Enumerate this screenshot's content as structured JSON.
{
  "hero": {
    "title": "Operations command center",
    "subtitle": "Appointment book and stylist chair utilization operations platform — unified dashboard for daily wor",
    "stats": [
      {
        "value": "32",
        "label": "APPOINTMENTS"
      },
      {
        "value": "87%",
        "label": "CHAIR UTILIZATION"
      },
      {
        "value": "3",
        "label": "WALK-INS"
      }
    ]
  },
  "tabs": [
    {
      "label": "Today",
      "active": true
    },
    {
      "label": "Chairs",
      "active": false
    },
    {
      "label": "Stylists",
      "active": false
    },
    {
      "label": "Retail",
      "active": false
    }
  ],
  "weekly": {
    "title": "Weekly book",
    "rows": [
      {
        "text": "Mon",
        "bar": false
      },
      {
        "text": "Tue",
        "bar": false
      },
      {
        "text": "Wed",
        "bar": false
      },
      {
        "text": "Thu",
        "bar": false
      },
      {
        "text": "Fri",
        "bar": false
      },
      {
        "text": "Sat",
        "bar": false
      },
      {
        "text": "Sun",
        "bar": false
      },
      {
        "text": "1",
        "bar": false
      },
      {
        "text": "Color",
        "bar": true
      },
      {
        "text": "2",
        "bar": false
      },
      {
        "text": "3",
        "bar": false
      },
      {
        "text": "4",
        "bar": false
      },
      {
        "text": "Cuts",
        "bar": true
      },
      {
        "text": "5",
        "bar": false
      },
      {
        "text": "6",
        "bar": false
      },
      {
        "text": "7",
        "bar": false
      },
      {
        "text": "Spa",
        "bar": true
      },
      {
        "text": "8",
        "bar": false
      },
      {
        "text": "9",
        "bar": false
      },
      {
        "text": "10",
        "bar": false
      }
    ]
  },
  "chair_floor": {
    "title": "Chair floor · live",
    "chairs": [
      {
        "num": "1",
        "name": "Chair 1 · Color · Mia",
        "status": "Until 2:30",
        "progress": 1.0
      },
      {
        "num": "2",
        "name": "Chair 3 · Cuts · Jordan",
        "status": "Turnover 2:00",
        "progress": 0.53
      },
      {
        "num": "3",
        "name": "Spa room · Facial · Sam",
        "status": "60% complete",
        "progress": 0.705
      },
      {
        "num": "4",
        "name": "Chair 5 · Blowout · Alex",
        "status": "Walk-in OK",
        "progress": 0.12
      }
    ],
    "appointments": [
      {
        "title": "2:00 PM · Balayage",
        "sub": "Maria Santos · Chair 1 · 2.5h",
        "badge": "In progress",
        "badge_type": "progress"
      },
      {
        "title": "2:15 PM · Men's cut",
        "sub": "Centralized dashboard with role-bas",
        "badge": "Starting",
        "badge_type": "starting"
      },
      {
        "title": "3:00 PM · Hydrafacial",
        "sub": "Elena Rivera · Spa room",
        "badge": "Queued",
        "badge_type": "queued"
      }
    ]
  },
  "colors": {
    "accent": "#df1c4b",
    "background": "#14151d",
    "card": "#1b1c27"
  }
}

* * *

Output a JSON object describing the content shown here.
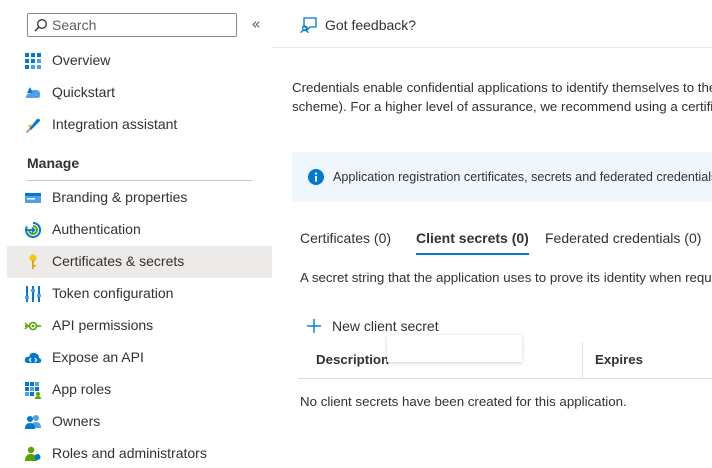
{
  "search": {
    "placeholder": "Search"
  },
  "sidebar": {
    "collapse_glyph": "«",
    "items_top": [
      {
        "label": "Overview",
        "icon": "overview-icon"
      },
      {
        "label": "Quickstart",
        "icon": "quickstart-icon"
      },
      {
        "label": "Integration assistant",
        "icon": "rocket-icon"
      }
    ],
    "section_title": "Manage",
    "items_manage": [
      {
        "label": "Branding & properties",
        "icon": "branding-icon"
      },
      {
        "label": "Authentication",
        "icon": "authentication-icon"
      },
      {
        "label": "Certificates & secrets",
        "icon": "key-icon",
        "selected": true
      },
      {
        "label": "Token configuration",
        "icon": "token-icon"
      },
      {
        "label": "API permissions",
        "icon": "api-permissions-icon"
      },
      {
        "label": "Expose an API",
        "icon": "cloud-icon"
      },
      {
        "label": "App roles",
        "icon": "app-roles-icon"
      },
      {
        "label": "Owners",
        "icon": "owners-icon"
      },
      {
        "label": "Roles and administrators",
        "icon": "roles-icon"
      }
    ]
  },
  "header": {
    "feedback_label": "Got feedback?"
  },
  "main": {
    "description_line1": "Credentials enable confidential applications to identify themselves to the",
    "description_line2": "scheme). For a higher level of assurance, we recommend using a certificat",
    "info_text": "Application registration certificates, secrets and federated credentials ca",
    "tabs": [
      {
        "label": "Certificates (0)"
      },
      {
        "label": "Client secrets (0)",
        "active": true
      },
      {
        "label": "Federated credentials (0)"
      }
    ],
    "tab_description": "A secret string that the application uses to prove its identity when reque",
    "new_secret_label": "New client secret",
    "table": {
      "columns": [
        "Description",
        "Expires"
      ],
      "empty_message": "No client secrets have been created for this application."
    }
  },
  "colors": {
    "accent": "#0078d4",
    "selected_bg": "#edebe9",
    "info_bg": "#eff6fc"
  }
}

### Set exercise
Identify which lines contain the word "name" and copy each one.

### Answer to the task
        "name": "Chair 1 · Color · Mia",
        "name": "Chair 3 · Cuts · Jordan",
        "name": "Spa room · Facial · Sam",
        "name": "Chair 5 · Blowout · Alex",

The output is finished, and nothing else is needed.